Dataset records
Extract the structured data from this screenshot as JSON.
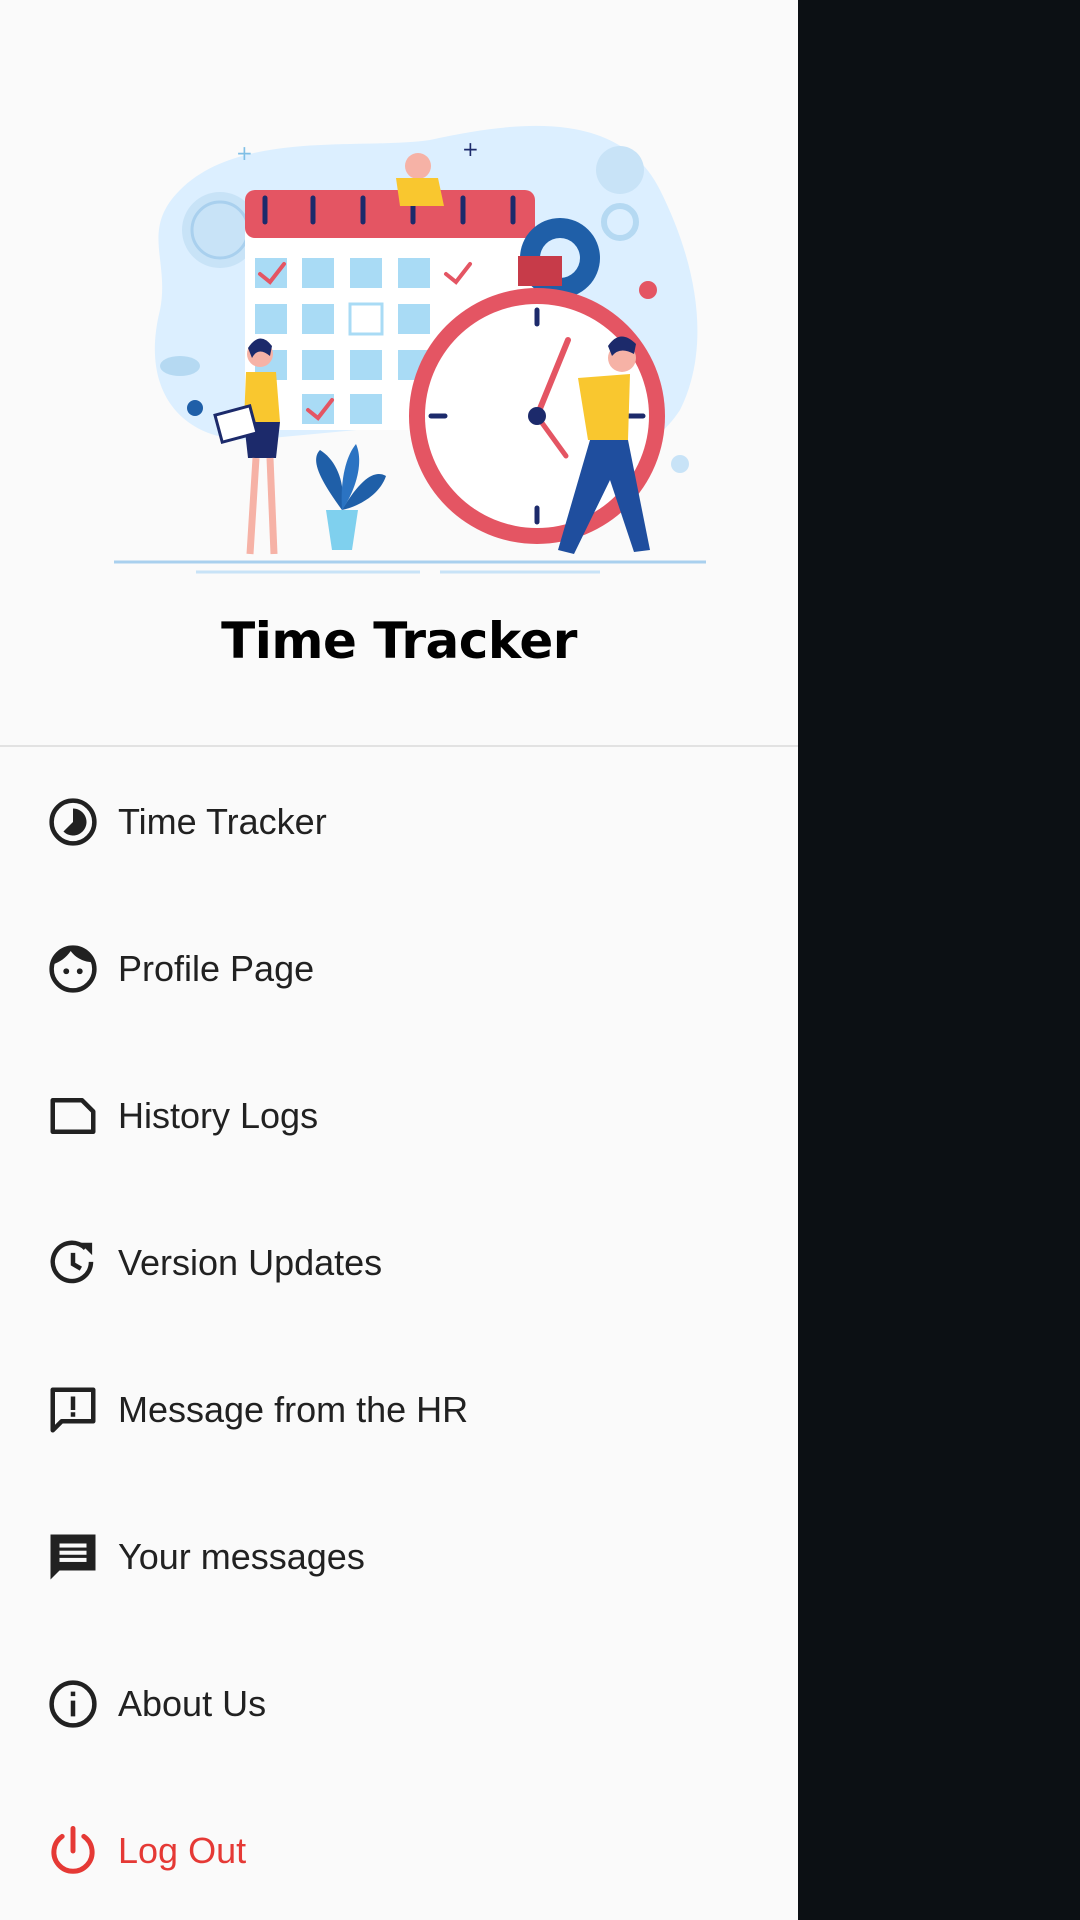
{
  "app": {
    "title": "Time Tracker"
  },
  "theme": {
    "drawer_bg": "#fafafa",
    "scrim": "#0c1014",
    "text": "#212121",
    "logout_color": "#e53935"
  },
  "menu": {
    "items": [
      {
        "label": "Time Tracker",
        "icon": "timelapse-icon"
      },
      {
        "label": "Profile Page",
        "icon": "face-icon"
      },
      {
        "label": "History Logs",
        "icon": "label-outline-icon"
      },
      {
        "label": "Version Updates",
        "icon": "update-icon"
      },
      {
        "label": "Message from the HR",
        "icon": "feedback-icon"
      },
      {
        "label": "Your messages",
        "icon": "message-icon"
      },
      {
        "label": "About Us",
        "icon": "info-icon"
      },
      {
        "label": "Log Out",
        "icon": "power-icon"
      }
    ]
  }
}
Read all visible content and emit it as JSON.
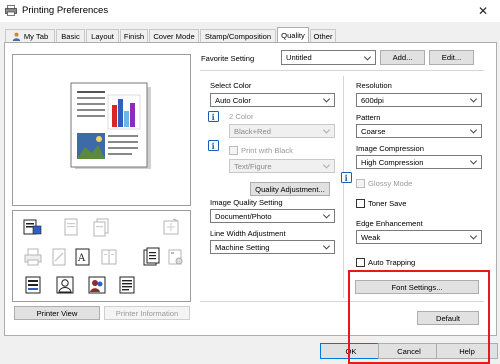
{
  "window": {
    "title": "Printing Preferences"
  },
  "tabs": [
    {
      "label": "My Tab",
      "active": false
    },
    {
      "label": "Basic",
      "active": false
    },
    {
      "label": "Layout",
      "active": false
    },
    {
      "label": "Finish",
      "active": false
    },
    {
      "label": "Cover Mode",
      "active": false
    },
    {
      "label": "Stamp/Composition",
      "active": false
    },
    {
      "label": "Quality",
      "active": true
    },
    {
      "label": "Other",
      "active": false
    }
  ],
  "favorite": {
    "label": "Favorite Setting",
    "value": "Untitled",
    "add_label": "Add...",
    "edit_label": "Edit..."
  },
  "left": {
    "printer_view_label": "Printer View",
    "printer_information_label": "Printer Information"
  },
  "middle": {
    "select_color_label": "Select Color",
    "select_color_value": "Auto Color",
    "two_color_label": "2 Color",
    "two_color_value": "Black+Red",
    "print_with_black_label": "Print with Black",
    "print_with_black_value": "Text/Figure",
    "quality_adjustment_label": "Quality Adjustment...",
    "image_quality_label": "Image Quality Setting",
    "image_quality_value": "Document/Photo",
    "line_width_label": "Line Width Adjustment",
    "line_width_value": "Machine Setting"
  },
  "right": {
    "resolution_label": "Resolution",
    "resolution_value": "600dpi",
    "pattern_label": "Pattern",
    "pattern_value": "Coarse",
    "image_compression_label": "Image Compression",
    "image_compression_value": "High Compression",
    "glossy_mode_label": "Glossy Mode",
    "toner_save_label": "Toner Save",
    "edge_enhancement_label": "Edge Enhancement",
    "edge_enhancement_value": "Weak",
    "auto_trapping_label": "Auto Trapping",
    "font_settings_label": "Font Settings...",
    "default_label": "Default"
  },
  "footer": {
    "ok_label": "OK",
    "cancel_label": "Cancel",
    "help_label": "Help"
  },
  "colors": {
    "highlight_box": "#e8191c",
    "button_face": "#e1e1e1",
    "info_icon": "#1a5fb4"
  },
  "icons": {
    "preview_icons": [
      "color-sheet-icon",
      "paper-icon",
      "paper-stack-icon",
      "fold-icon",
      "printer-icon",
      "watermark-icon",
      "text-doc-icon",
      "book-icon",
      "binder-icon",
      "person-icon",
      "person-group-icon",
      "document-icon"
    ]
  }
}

STATED TASK: Write out all the records again, exactly, minus any pictures.

RESULT OF THIS TASK:
Extract the structured data from this screenshot as JSON.
{
  "app": {
    "title": "Time Tracker"
  },
  "theme": {
    "drawer_bg": "#fafafa",
    "scrim": "#0c1014",
    "text": "#212121",
    "logout_color": "#e53935"
  },
  "menu": {
    "items": [
      {
        "label": "Time Tracker",
        "icon": "timelapse-icon"
      },
      {
        "label": "Profile Page",
        "icon": "face-icon"
      },
      {
        "label": "History Logs",
        "icon": "label-outline-icon"
      },
      {
        "label": "Version Updates",
        "icon": "update-icon"
      },
      {
        "label": "Message from the HR",
        "icon": "feedback-icon"
      },
      {
        "label": "Your messages",
        "icon": "message-icon"
      },
      {
        "label": "About Us",
        "icon": "info-icon"
      },
      {
        "label": "Log Out",
        "icon": "power-icon"
      }
    ]
  }
}
Read all visible content and emit it as JSON.
{
  "window": {
    "title": "Printing Preferences"
  },
  "tabs": [
    {
      "label": "My Tab",
      "active": false
    },
    {
      "label": "Basic",
      "active": false
    },
    {
      "label": "Layout",
      "active": false
    },
    {
      "label": "Finish",
      "active": false
    },
    {
      "label": "Cover Mode",
      "active": false
    },
    {
      "label": "Stamp/Composition",
      "active": false
    },
    {
      "label": "Quality",
      "active": true
    },
    {
      "label": "Other",
      "active": false
    }
  ],
  "favorite": {
    "label": "Favorite Setting",
    "value": "Untitled",
    "add_label": "Add...",
    "edit_label": "Edit..."
  },
  "left": {
    "printer_view_label": "Printer View",
    "printer_information_label": "Printer Information"
  },
  "middle": {
    "select_color_label": "Select Color",
    "select_color_value": "Auto Color",
    "two_color_label": "2 Color",
    "two_color_value": "Black+Red",
    "print_with_black_label": "Print with Black",
    "print_with_black_value": "Text/Figure",
    "quality_adjustment_label": "Quality Adjustment...",
    "image_quality_label": "Image Quality Setting",
    "image_quality_value": "Document/Photo",
    "line_width_label": "Line Width Adjustment",
    "line_width_value": "Machine Setting"
  },
  "right": {
    "resolution_label": "Resolution",
    "resolution_value": "600dpi",
    "pattern_label": "Pattern",
    "pattern_value": "Coarse",
    "image_compression_label": "Image Compression",
    "image_compression_value": "High Compression",
    "glossy_mode_label": "Glossy Mode",
    "toner_save_label": "Toner Save",
    "edge_enhancement_label": "Edge Enhancement",
    "edge_enhancement_value": "Weak",
    "auto_trapping_label": "Auto Trapping",
    "font_settings_label": "Font Settings...",
    "default_label": "Default"
  },
  "footer": {
    "ok_label": "OK",
    "cancel_label": "Cancel",
    "help_label": "Help"
  },
  "colors": {
    "highlight_box": "#e8191c",
    "button_face": "#e1e1e1",
    "info_icon": "#1a5fb4"
  },
  "icons": {
    "preview_icons": [
      "color-sheet-icon",
      "paper-icon",
      "paper-stack-icon",
      "fold-icon",
      "printer-icon",
      "watermark-icon",
      "text-doc-icon",
      "book-icon",
      "binder-icon",
      "person-icon",
      "person-group-icon",
      "document-icon"
    ]
  }
}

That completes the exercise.